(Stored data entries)

---

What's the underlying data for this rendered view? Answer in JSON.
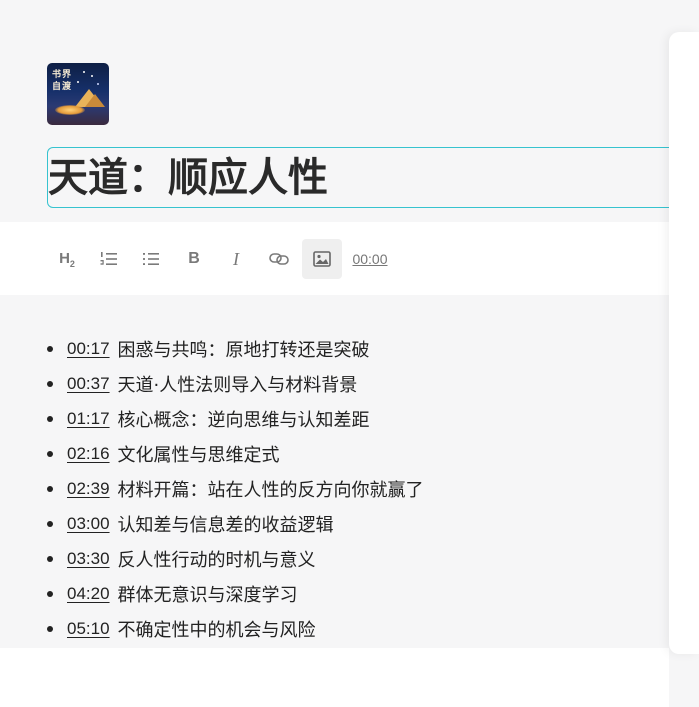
{
  "cover": {
    "title_text": "书界自渡"
  },
  "document": {
    "title": "天道：顺应人性"
  },
  "toolbar": {
    "timestamp_label": "00:00",
    "tools": [
      {
        "name": "heading-2",
        "icon": "heading-2-icon"
      },
      {
        "name": "ordered-list",
        "icon": "ordered-list-icon"
      },
      {
        "name": "bullet-list",
        "icon": "bullet-list-icon"
      },
      {
        "name": "bold",
        "icon": "bold-icon"
      },
      {
        "name": "italic",
        "icon": "italic-icon"
      },
      {
        "name": "link",
        "icon": "link-icon"
      },
      {
        "name": "image",
        "icon": "image-icon",
        "active": true
      },
      {
        "name": "timestamp",
        "icon": "timestamp-icon"
      }
    ]
  },
  "outline": {
    "items": [
      {
        "time": "00:17",
        "text": "困惑与共鸣：原地打转还是突破"
      },
      {
        "time": "00:37",
        "text": "天道·人性法则导入与材料背景"
      },
      {
        "time": "01:17",
        "text": "核心概念：逆向思维与认知差距"
      },
      {
        "time": "02:16",
        "text": "文化属性与思维定式"
      },
      {
        "time": "02:39",
        "text": "材料开篇：站在人性的反方向你就赢了"
      },
      {
        "time": "03:00",
        "text": "认知差与信息差的收益逻辑"
      },
      {
        "time": "03:30",
        "text": "反人性行动的时机与意义"
      },
      {
        "time": "04:20",
        "text": "群体无意识与深度学习"
      },
      {
        "time": "05:10",
        "text": "不确定性中的机会与风险"
      }
    ]
  },
  "colors": {
    "accent_border": "#36c3cf",
    "text": "#222222",
    "toolbar_icon": "#777777"
  }
}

---

Gather all lines from the listing above in which "name" occurs.

Output for this task ::
        "name": "heading-2",
        "name": "ordered-list",
        "name": "bullet-list",
        "name": "bold",
        "name": "italic",
        "name": "link",
        "name": "image",
        "name": "timestamp",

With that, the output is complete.